(What the task requires) Print the listing below line for line, reproducing every character without any change.

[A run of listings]
──────────

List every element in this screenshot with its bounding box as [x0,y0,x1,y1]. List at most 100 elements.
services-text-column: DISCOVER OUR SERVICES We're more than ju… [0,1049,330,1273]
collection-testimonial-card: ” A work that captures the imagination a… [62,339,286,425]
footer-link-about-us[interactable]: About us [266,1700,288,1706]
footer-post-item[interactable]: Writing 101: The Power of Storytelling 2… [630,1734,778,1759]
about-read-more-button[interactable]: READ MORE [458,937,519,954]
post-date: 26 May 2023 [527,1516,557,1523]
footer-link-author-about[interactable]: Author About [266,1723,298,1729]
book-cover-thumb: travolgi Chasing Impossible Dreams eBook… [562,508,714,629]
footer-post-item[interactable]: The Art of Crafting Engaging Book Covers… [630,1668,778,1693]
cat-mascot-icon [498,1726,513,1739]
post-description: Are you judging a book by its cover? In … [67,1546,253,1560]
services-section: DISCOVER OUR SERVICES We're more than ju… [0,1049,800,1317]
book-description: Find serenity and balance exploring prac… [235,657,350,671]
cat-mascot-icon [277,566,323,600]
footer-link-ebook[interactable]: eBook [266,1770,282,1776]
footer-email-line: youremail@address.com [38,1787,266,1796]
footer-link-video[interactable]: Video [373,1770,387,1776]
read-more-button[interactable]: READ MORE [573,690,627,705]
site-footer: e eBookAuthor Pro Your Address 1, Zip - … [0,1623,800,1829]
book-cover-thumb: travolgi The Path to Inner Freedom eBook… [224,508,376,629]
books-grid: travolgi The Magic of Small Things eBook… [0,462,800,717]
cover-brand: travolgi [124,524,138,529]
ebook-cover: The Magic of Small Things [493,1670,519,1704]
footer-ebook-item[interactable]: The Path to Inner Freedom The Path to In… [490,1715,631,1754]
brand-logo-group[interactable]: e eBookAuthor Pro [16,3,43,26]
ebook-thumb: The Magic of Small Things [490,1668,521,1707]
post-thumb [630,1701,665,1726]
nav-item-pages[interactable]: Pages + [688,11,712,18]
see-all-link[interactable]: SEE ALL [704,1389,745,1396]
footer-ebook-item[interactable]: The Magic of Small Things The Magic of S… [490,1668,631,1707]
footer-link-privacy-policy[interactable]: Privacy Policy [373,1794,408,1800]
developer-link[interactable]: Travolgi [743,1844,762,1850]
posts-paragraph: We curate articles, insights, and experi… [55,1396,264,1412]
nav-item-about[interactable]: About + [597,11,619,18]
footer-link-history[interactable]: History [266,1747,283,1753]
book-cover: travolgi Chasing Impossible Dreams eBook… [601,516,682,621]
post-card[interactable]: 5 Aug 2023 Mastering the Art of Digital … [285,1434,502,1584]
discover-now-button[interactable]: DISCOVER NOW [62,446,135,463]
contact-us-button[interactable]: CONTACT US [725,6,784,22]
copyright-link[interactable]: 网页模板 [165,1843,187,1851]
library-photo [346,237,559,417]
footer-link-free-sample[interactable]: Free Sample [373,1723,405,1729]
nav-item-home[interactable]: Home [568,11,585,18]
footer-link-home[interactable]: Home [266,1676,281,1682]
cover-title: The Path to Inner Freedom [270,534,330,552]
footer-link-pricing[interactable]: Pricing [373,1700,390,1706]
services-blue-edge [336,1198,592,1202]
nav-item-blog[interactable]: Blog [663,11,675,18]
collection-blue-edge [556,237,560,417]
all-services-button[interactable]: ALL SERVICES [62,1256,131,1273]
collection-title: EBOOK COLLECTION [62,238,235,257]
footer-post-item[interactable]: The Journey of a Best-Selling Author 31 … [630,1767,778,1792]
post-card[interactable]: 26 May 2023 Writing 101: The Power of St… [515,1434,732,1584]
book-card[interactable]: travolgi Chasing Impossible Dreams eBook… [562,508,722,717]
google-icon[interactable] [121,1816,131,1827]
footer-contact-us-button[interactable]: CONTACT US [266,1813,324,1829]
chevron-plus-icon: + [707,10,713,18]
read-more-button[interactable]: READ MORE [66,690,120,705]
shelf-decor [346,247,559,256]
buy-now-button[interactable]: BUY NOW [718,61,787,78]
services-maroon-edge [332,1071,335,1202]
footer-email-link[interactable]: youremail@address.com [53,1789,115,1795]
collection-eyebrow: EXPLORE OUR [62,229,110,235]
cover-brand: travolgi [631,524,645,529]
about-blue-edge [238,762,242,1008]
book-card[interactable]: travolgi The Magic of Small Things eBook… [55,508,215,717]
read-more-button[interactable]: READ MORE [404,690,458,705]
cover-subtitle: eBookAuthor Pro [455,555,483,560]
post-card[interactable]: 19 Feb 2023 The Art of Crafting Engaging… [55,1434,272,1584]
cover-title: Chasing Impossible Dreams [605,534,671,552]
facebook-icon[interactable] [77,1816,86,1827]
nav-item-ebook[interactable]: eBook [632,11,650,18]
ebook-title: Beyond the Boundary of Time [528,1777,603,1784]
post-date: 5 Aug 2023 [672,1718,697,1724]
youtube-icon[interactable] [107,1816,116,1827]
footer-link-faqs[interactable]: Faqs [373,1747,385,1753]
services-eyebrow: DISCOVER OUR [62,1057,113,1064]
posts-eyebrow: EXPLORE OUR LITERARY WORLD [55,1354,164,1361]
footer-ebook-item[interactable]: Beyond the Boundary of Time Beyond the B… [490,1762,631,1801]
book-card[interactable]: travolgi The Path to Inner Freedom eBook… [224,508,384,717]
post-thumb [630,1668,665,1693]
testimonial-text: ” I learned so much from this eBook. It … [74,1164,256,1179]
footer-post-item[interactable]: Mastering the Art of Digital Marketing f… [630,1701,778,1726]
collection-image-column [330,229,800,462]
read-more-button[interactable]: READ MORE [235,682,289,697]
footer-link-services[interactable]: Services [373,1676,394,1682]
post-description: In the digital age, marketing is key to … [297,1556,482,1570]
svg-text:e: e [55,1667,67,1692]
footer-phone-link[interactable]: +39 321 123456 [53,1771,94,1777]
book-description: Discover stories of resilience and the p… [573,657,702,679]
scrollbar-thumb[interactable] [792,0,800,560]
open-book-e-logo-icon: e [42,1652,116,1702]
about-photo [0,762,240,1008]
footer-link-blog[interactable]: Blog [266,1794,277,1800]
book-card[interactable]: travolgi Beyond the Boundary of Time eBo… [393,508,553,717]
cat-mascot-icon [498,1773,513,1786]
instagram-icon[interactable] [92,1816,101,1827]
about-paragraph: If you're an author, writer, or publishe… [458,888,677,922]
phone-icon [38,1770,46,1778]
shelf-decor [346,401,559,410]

──────────

(Answer to the exercise)
List every element in this screenshot with its bounding box as [x0,y0,x1,y1]. List at most 100 elements.
services-text-column: DISCOVER OUR SERVICES We're more than ju… [0,1049,330,1273]
collection-testimonial-card: ” A work that captures the imagination a… [62,339,286,425]
footer-link-about-us[interactable]: About us [266,1700,288,1706]
footer-post-item[interactable]: Writing 101: The Power of Storytelling 2… [630,1734,778,1759]
about-read-more-button[interactable]: READ MORE [458,937,519,954]
post-date: 26 May 2023 [527,1516,557,1523]
footer-link-author-about[interactable]: Author About [266,1723,298,1729]
book-cover-thumb: travolgi Chasing Impossible Dreams eBook… [562,508,714,629]
footer-post-item[interactable]: The Art of Crafting Engaging Book Covers… [630,1668,778,1693]
cat-mascot-icon [498,1726,513,1739]
post-description: Are you judging a book by its cover? In … [67,1546,253,1560]
services-section: DISCOVER OUR SERVICES We're more than ju… [0,1049,800,1317]
book-description: Find serenity and balance exploring prac… [235,657,350,671]
cat-mascot-icon [277,566,323,600]
footer-link-ebook[interactable]: eBook [266,1770,282,1776]
footer-email-line: youremail@address.com [38,1787,266,1796]
footer-link-video[interactable]: Video [373,1770,387,1776]
read-more-button[interactable]: READ MORE [573,690,627,705]
site-footer: e eBookAuthor Pro Your Address 1, Zip - … [0,1623,800,1829]
book-cover-thumb: travolgi The Path to Inner Freedom eBook… [224,508,376,629]
books-grid: travolgi The Magic of Small Things eBook… [0,462,800,717]
cover-brand: travolgi [124,524,138,529]
ebook-cover: The Magic of Small Things [493,1670,519,1704]
footer-ebook-item[interactable]: The Path to Inner Freedom The Path to In… [490,1715,631,1754]
brand-logo-group[interactable]: e eBookAuthor Pro [16,3,43,26]
ebook-thumb: The Magic of Small Things [490,1668,521,1707]
post-thumb [630,1701,665,1726]
nav-item-pages[interactable]: Pages + [688,11,712,18]
see-all-link[interactable]: SEE ALL [704,1389,745,1396]
footer-ebook-item[interactable]: The Magic of Small Things The Magic of S… [490,1668,631,1707]
footer-link-privacy-policy[interactable]: Privacy Policy [373,1794,408,1800]
developer-link[interactable]: Travolgi [743,1844,762,1850]
posts-paragraph: We curate articles, insights, and experi… [55,1396,264,1412]
nav-item-about[interactable]: About + [597,11,619,18]
footer-link-history[interactable]: History [266,1747,283,1753]
book-cover: travolgi Chasing Impossible Dreams eBook… [601,516,682,621]
post-card[interactable]: 5 Aug 2023 Mastering the Art of Digital … [285,1434,502,1584]
discover-now-button[interactable]: DISCOVER NOW [62,446,135,463]
contact-us-button[interactable]: CONTACT US [725,6,784,22]
copyright-link[interactable]: 网页模板 [165,1843,187,1851]
library-photo [346,237,559,417]
footer-link-free-sample[interactable]: Free Sample [373,1723,405,1729]
nav-item-home[interactable]: Home [568,11,585,18]
footer-link-home[interactable]: Home [266,1676,281,1682]
cover-title: The Path to Inner Freedom [270,534,330,552]
footer-link-pricing[interactable]: Pricing [373,1700,390,1706]
services-blue-edge [336,1198,592,1202]
nav-item-blog[interactable]: Blog [663,11,675,18]
collection-blue-edge [556,237,560,417]
all-services-button[interactable]: ALL SERVICES [62,1256,131,1273]
collection-title: EBOOK COLLECTION [62,238,235,257]
footer-post-item[interactable]: The Journey of a Best-Selling Author 31 … [630,1767,778,1792]
post-card[interactable]: 26 May 2023 Writing 101: The Power of St… [515,1434,732,1584]
book-card[interactable]: travolgi Chasing Impossible Dreams eBook… [562,508,722,717]
google-icon[interactable] [121,1816,131,1827]
footer-contact-us-button[interactable]: CONTACT US [266,1813,324,1829]
chevron-plus-icon: + [707,10,713,18]
read-more-button[interactable]: READ MORE [66,690,120,705]
shelf-decor [346,247,559,256]
buy-now-button[interactable]: BUY NOW [718,61,787,78]
services-maroon-edge [332,1071,335,1202]
footer-email-link[interactable]: youremail@address.com [53,1789,115,1795]
collection-eyebrow: EXPLORE OUR [62,229,110,235]
cover-brand: travolgi [631,524,645,529]
about-blue-edge [238,762,242,1008]
book-card[interactable]: travolgi The Magic of Small Things eBook… [55,508,215,717]
read-more-button[interactable]: READ MORE [404,690,458,705]
cover-subtitle: eBookAuthor Pro [455,555,483,560]
post-card[interactable]: 19 Feb 2023 The Art of Crafting Engaging… [55,1434,272,1584]
cover-title: Chasing Impossible Dreams [605,534,671,552]
facebook-icon[interactable] [77,1816,86,1827]
nav-item-ebook[interactable]: eBook [632,11,650,18]
ebook-title: Beyond the Boundary of Time [528,1777,603,1784]
post-date: 5 Aug 2023 [672,1718,697,1724]
youtube-icon[interactable] [107,1816,116,1827]
footer-link-faqs[interactable]: Faqs [373,1747,385,1753]
services-eyebrow: DISCOVER OUR [62,1057,113,1064]
posts-eyebrow: EXPLORE OUR LITERARY WORLD [55,1354,164,1361]
footer-ebook-item[interactable]: Beyond the Boundary of Time Beyond the B… [490,1762,631,1801]
book-card[interactable]: travolgi The Path to Inner Freedom eBook… [224,508,384,717]
post-thumb [630,1668,665,1693]
testimonial-text: ” I learned so much from this eBook. It … [74,1164,256,1179]
footer-post-item[interactable]: Mastering the Art of Digital Marketing f… [630,1701,778,1726]
collection-image-column [330,229,800,462]
read-more-button[interactable]: READ MORE [235,682,289,697]
footer-link-services[interactable]: Services [373,1676,394,1682]
post-description: In the digital age, marketing is key to … [297,1556,482,1570]
svg-text:e: e [55,1667,67,1692]
footer-phone-link[interactable]: +39 321 123456 [53,1771,94,1777]
book-description: Discover stories of resilience and the p… [573,657,702,679]
scrollbar-thumb[interactable] [792,0,800,560]
open-book-e-logo-icon: e [42,1652,116,1702]
about-photo [0,762,240,1008]
footer-link-blog[interactable]: Blog [266,1794,277,1800]
book-card[interactable]: travolgi Beyond the Boundary of Time eBo… [393,508,553,717]
cat-mascot-icon [498,1773,513,1786]
instagram-icon[interactable] [92,1816,101,1827]
about-paragraph: If you're an author, writer, or publishe… [458,888,677,922]
phone-icon [38,1770,46,1778]
shelf-decor [346,401,559,410]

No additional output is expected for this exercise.